Aim of the task: Pull out every line with the word "โดยว" from the entries below.
════
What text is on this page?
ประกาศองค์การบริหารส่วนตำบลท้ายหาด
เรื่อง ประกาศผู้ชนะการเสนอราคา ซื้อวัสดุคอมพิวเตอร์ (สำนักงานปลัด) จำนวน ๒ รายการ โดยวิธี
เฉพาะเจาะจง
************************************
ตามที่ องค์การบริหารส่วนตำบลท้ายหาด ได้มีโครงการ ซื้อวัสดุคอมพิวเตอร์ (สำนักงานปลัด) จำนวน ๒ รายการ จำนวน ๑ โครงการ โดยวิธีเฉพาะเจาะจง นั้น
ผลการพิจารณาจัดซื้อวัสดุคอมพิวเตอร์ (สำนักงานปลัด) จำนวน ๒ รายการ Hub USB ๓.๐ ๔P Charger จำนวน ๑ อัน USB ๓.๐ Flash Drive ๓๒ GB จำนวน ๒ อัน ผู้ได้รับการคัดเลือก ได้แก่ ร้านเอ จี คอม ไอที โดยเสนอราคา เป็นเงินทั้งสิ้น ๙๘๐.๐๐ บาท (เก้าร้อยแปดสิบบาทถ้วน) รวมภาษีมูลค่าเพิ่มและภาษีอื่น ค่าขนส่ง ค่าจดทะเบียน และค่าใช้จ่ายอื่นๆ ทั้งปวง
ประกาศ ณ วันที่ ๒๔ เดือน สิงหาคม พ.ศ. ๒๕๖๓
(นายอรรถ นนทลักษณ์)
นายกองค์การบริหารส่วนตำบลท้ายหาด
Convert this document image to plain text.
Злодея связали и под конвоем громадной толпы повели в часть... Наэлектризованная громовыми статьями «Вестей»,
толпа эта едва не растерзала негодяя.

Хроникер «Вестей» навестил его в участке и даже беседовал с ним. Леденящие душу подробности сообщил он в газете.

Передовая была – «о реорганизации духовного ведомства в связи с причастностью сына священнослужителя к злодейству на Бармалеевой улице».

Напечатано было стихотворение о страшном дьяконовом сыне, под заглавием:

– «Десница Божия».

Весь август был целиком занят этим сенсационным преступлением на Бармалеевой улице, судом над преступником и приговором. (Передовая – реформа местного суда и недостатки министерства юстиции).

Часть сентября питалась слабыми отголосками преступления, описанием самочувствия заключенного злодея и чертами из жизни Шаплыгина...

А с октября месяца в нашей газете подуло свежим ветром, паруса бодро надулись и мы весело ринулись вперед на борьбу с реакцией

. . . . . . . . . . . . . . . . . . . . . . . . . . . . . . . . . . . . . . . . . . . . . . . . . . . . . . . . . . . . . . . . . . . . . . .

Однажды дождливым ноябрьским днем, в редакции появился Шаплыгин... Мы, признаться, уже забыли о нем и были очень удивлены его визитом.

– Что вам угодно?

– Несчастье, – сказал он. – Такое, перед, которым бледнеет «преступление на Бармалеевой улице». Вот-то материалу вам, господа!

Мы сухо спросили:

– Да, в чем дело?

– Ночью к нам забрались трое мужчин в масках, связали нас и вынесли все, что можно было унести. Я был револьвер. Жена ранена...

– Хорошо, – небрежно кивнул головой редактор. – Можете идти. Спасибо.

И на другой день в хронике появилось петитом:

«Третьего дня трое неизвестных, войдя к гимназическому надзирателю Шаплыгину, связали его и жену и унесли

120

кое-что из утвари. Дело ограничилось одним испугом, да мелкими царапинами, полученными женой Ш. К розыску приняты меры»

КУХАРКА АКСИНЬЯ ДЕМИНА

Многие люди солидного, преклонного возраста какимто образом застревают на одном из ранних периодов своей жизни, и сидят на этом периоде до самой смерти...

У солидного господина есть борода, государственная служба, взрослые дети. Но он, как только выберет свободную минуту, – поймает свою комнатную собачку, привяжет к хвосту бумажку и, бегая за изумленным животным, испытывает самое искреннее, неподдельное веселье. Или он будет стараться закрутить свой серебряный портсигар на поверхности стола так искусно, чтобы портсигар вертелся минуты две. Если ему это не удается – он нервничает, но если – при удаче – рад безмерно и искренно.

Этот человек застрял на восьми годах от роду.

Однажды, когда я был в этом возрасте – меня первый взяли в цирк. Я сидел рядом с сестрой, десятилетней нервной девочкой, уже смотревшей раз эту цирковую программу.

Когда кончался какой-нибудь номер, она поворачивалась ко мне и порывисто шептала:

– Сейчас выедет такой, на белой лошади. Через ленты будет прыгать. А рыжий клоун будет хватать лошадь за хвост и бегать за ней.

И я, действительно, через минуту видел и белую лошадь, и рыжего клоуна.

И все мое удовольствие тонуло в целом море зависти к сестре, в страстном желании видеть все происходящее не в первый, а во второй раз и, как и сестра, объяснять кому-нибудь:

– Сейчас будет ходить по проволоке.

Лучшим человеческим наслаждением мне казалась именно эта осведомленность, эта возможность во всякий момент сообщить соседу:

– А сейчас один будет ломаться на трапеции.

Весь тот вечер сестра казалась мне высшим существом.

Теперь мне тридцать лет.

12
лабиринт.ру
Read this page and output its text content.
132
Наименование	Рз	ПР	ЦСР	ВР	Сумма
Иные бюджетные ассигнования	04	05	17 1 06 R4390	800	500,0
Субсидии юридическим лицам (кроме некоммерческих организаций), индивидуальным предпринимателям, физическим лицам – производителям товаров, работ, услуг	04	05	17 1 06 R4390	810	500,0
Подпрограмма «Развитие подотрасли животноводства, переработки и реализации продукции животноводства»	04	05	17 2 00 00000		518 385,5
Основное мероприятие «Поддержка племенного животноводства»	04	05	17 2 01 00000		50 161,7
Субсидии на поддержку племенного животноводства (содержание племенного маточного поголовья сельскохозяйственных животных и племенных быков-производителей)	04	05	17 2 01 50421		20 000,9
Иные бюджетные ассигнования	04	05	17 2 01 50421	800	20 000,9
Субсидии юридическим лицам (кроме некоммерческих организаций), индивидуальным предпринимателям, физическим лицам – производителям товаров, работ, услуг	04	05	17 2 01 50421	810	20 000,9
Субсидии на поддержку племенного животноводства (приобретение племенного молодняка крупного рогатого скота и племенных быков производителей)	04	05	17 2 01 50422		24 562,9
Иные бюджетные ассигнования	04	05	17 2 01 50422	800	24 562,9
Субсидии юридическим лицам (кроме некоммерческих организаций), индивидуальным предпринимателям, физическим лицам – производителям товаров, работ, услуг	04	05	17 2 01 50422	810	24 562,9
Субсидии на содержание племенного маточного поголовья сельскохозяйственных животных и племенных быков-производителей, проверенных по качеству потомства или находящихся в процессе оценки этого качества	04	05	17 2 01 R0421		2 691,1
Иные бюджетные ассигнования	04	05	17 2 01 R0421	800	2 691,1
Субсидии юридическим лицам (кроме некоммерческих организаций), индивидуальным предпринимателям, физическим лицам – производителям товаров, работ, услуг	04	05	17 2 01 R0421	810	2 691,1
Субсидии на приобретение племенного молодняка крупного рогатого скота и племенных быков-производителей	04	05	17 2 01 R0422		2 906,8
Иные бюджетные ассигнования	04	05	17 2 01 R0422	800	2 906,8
════
Exercise output:
เรื่อง ประกาศผู้ชนะการเสนอราคา ซื้อวัสดุคอมพิวเตอร์ (สำนักงานปลัด) จำนวน ๒ รายการ โดยวิธี
ตามที่ องค์การบริหารส่วนตำบลท้ายหาด ได้มีโครงการ ซื้อวัสดุคอมพิวเตอร์ (สำนักงานปลัด) จำนวน ๒ รายการ จำนวน ๑ โครงการ โดยวิธีเฉพาะเจาะจง นั้น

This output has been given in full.